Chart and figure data
==*==

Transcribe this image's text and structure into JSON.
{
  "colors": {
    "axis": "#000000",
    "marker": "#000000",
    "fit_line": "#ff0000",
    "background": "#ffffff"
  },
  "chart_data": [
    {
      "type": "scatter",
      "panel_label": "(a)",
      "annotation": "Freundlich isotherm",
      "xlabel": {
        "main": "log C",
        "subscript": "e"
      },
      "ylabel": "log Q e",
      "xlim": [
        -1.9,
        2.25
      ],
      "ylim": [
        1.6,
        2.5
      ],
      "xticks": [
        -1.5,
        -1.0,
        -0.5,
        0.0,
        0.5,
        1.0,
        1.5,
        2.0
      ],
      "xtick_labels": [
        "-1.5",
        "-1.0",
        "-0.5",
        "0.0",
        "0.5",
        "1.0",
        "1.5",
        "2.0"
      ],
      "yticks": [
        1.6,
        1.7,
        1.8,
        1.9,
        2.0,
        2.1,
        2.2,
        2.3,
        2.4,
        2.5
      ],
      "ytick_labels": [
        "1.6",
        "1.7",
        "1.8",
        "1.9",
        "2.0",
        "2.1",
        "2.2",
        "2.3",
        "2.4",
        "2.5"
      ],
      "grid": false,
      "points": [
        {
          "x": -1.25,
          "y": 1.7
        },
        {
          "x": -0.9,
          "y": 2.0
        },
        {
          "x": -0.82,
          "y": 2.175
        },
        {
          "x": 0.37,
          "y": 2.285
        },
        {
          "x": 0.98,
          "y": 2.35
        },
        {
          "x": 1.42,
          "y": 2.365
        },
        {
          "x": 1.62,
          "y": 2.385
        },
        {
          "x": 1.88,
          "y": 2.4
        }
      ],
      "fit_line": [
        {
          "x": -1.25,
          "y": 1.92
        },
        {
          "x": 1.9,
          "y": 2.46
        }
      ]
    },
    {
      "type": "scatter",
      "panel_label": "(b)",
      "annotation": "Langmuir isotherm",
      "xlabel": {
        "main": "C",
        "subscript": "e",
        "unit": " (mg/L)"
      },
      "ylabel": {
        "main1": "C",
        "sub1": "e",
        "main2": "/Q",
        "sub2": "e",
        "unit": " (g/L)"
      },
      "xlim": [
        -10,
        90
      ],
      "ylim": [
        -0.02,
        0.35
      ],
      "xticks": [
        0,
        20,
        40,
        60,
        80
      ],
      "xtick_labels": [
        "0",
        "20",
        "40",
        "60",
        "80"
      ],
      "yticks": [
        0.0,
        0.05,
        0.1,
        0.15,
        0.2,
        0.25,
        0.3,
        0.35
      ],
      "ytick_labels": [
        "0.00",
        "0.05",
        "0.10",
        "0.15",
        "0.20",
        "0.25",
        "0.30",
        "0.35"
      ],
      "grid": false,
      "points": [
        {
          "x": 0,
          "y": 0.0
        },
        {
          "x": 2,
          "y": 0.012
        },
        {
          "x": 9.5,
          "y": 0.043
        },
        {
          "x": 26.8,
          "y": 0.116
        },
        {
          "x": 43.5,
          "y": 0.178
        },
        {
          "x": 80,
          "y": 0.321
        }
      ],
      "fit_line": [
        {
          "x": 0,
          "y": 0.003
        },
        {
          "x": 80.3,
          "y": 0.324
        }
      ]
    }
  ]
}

==*==

● **Problem requirements**
Write out every record verbatim.

● **Task answer**
Transcribe this image's text and structure into JSON.
{
  "colors": {
    "axis": "#000000",
    "marker": "#000000",
    "fit_line": "#ff0000",
    "background": "#ffffff"
  },
  "chart_data": [
    {
      "type": "scatter",
      "panel_label": "(a)",
      "annotation": "Freundlich isotherm",
      "xlabel": {
        "main": "log C",
        "subscript": "e"
      },
      "ylabel": "log Q e",
      "xlim": [
        -1.9,
        2.25
      ],
      "ylim": [
        1.6,
        2.5
      ],
      "xticks": [
        -1.5,
        -1.0,
        -0.5,
        0.0,
        0.5,
        1.0,
        1.5,
        2.0
      ],
      "xtick_labels": [
        "-1.5",
        "-1.0",
        "-0.5",
        "0.0",
        "0.5",
        "1.0",
        "1.5",
        "2.0"
      ],
      "yticks": [
        1.6,
        1.7,
        1.8,
        1.9,
        2.0,
        2.1,
        2.2,
        2.3,
        2.4,
        2.5
      ],
      "ytick_labels": [
        "1.6",
        "1.7",
        "1.8",
        "1.9",
        "2.0",
        "2.1",
        "2.2",
        "2.3",
        "2.4",
        "2.5"
      ],
      "grid": false,
      "points": [
        {
          "x": -1.25,
          "y": 1.7
        },
        {
          "x": -0.9,
          "y": 2.0
        },
        {
          "x": -0.82,
          "y": 2.175
        },
        {
          "x": 0.37,
          "y": 2.285
        },
        {
          "x": 0.98,
          "y": 2.35
        },
        {
          "x": 1.42,
          "y": 2.365
        },
        {
          "x": 1.62,
          "y": 2.385
        },
        {
          "x": 1.88,
          "y": 2.4
        }
      ],
      "fit_line": [
        {
          "x": -1.25,
          "y": 1.92
        },
        {
          "x": 1.9,
          "y": 2.46
        }
      ]
    },
    {
      "type": "scatter",
      "panel_label": "(b)",
      "annotation": "Langmuir isotherm",
      "xlabel": {
        "main": "C",
        "subscript": "e",
        "unit": " (mg/L)"
      },
      "ylabel": {
        "main1": "C",
        "sub1": "e",
        "main2": "/Q",
        "sub2": "e",
        "unit": " (g/L)"
      },
      "xlim": [
        -10,
        90
      ],
      "ylim": [
        -0.02,
        0.35
      ],
      "xticks": [
        0,
        20,
        40,
        60,
        80
      ],
      "xtick_labels": [
        "0",
        "20",
        "40",
        "60",
        "80"
      ],
      "yticks": [
        0.0,
        0.05,
        0.1,
        0.15,
        0.2,
        0.25,
        0.3,
        0.35
      ],
      "ytick_labels": [
        "0.00",
        "0.05",
        "0.10",
        "0.15",
        "0.20",
        "0.25",
        "0.30",
        "0.35"
      ],
      "grid": false,
      "points": [
        {
          "x": 0,
          "y": 0.0
        },
        {
          "x": 2,
          "y": 0.012
        },
        {
          "x": 9.5,
          "y": 0.043
        },
        {
          "x": 26.8,
          "y": 0.116
        },
        {
          "x": 43.5,
          "y": 0.178
        },
        {
          "x": 80,
          "y": 0.321
        }
      ],
      "fit_line": [
        {
          "x": 0,
          "y": 0.003
        },
        {
          "x": 80.3,
          "y": 0.324
        }
      ]
    }
  ]
}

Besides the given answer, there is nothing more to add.